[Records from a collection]
begin

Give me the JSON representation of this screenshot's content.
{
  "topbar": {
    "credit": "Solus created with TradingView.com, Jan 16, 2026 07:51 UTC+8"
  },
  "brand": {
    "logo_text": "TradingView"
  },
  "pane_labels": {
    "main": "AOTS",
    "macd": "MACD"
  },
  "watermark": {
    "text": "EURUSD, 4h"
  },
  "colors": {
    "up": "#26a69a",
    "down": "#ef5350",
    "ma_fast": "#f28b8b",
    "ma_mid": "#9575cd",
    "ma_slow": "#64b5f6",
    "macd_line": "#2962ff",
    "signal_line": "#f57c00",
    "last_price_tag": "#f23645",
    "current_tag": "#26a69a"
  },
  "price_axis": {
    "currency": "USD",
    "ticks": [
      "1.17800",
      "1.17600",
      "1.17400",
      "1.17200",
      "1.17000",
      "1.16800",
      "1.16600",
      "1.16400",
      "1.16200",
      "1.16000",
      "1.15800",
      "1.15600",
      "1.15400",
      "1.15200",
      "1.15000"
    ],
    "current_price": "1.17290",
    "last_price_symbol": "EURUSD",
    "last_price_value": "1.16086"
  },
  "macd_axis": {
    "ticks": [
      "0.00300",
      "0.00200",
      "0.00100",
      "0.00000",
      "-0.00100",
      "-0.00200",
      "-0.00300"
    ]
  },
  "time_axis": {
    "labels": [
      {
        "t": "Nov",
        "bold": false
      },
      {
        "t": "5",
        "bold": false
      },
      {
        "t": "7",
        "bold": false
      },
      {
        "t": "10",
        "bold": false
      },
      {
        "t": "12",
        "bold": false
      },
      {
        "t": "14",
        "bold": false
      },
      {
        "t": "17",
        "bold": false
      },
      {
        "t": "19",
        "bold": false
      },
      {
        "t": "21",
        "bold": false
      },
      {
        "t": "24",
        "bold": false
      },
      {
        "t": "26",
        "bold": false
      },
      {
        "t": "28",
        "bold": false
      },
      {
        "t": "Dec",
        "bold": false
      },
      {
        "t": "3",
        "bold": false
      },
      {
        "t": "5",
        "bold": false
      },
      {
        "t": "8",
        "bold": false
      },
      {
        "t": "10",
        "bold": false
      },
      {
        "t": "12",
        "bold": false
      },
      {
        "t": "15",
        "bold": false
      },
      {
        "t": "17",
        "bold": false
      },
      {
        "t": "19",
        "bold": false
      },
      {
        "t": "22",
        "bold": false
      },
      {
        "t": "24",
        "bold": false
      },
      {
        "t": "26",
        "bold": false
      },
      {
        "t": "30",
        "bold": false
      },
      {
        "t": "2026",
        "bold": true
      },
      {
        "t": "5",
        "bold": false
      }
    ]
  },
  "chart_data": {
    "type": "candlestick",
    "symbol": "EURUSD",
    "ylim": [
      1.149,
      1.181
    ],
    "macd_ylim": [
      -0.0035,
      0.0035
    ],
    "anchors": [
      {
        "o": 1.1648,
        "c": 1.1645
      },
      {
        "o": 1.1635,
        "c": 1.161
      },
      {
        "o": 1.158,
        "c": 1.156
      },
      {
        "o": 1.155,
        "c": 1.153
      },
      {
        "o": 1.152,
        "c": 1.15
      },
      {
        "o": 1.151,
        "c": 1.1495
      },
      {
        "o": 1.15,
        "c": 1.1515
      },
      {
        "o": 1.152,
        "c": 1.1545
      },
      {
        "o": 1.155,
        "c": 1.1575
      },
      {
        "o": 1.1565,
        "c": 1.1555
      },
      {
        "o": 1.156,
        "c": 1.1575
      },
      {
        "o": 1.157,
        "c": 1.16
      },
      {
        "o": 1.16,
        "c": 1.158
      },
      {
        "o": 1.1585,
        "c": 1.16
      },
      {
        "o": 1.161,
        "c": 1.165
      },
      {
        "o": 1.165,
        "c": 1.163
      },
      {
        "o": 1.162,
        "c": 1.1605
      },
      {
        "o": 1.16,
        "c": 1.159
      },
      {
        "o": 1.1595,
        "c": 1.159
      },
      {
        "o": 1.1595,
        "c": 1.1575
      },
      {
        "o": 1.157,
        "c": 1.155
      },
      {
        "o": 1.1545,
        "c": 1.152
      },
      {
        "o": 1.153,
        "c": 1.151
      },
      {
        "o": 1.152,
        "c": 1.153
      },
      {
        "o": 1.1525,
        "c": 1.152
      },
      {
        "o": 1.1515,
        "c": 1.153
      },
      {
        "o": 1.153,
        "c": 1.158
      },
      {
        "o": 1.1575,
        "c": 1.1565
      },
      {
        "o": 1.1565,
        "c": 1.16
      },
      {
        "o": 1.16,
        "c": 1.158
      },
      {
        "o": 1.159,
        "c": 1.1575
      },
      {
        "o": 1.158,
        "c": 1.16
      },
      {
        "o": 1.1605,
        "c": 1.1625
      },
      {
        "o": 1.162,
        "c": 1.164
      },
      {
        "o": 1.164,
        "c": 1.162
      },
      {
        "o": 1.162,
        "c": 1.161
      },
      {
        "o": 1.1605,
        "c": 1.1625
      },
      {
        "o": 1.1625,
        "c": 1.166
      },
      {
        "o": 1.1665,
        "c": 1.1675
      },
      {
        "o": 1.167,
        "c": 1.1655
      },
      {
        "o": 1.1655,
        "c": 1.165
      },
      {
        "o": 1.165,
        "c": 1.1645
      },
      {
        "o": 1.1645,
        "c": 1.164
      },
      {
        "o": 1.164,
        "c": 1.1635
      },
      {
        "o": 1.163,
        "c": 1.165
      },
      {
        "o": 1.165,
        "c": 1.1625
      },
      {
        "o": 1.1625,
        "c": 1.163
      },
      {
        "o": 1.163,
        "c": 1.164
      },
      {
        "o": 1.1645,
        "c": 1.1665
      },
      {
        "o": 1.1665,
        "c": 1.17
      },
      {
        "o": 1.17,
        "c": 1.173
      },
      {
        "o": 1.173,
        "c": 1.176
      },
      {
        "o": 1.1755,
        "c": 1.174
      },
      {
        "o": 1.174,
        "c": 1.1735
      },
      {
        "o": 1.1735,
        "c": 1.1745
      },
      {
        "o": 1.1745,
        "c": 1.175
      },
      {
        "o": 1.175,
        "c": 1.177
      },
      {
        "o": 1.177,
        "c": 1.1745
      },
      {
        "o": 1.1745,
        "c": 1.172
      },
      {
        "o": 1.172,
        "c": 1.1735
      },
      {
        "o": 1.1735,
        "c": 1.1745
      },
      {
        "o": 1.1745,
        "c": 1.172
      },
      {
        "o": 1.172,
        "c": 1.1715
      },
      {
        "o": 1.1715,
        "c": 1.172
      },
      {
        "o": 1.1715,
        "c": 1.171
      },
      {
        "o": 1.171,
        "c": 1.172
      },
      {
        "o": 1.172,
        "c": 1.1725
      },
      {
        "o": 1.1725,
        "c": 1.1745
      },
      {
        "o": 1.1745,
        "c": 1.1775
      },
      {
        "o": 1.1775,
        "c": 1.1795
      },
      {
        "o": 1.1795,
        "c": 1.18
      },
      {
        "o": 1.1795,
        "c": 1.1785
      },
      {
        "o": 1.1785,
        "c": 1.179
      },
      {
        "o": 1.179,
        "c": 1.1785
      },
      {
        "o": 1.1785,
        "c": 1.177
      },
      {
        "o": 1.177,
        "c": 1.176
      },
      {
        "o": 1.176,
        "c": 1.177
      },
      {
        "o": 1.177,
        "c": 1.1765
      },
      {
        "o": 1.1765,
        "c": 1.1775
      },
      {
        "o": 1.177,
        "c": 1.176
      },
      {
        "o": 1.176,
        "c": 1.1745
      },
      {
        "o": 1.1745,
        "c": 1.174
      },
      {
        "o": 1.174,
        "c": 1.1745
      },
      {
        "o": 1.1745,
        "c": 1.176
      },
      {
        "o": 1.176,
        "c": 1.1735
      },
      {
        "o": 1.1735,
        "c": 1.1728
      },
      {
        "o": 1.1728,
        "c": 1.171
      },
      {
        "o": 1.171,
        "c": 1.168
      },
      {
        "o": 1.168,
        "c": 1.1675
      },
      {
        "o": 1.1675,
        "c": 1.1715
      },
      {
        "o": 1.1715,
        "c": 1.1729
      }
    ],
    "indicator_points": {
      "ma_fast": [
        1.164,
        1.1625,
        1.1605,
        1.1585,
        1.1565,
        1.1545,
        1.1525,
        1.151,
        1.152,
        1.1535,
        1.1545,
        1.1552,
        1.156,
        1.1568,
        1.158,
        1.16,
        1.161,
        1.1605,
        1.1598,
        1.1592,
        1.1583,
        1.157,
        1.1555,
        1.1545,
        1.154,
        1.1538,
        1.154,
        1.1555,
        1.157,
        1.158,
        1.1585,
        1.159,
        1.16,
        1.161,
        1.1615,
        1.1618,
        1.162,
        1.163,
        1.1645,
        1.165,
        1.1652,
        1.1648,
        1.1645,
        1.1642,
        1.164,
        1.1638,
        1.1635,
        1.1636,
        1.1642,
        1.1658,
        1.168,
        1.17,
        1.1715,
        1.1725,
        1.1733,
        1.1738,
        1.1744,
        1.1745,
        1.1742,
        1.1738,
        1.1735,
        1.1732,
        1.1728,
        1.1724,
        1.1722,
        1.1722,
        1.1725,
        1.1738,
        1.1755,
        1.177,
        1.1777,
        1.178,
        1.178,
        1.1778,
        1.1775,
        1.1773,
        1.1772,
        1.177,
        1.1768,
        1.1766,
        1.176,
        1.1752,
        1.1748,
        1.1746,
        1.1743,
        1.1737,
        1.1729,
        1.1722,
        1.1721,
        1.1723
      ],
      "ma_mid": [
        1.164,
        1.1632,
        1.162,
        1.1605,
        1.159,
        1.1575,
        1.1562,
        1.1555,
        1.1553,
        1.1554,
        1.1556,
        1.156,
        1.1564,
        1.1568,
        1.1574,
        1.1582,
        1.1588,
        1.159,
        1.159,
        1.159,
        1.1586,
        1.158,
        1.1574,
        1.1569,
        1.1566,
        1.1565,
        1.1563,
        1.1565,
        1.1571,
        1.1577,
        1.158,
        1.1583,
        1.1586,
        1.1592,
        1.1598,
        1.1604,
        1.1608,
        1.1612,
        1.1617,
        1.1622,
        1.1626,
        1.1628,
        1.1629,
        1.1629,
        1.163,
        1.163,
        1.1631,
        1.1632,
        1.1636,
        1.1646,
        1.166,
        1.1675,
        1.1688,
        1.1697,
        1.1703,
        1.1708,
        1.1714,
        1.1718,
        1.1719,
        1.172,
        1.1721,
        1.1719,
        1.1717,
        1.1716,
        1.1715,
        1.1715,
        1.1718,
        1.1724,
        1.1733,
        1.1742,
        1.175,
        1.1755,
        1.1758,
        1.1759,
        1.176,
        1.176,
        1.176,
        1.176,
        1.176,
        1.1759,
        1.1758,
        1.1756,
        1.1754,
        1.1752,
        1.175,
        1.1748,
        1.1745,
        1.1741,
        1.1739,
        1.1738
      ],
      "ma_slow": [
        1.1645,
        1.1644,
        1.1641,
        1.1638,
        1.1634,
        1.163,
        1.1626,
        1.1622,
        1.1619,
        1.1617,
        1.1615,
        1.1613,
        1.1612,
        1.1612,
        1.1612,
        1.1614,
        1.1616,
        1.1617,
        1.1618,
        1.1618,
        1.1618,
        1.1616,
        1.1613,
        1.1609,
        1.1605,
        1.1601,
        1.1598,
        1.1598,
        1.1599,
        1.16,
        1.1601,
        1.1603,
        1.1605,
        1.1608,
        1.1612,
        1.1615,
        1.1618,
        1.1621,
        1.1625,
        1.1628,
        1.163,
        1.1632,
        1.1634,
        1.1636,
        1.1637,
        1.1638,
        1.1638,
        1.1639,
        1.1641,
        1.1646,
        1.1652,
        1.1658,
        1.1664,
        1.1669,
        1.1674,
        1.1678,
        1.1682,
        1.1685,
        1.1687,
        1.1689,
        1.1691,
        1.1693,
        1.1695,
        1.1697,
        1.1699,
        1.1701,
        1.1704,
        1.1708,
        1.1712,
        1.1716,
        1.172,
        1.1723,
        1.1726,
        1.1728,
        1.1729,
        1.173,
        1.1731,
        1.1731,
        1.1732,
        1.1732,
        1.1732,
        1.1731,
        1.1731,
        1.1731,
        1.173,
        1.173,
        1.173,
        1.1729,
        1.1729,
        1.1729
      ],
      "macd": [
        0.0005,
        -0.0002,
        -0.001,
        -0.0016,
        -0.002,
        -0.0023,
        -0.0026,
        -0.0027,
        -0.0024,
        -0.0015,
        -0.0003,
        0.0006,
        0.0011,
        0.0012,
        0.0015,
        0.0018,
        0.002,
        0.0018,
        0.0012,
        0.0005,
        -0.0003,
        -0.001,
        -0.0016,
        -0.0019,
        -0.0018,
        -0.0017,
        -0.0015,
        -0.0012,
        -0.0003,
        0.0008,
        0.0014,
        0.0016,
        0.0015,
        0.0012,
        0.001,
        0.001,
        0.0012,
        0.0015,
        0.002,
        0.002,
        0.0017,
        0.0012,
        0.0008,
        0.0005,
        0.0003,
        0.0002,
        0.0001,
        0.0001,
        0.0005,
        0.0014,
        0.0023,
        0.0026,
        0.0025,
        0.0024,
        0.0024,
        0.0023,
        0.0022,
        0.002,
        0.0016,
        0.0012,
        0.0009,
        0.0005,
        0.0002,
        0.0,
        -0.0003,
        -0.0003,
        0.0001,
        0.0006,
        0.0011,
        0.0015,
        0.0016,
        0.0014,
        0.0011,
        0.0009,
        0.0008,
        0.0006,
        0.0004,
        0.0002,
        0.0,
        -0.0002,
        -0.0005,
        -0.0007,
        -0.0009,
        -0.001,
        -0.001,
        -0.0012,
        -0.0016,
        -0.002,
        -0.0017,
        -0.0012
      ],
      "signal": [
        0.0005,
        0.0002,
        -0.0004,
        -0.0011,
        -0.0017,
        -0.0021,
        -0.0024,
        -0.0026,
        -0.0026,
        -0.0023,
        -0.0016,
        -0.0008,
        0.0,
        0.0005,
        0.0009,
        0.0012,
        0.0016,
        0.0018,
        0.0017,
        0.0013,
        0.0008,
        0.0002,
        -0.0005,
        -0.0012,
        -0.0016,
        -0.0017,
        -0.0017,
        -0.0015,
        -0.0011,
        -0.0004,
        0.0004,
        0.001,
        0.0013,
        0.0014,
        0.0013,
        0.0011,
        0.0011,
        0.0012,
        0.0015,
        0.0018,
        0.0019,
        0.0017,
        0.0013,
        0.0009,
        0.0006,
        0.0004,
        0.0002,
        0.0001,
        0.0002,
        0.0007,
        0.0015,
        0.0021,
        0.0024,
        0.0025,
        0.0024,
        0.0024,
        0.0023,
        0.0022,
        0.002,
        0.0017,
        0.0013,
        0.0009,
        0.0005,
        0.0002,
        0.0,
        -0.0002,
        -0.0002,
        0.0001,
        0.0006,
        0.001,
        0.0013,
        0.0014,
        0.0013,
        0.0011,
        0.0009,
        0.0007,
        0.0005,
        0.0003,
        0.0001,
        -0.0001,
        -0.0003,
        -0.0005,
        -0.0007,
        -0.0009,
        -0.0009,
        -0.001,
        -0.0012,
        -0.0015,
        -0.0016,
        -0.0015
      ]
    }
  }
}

end

**DESCRIPTION OF THE TASK**
Return only the number of lines in the data that contain "EURUSD".

**TASK SOLUTION**
3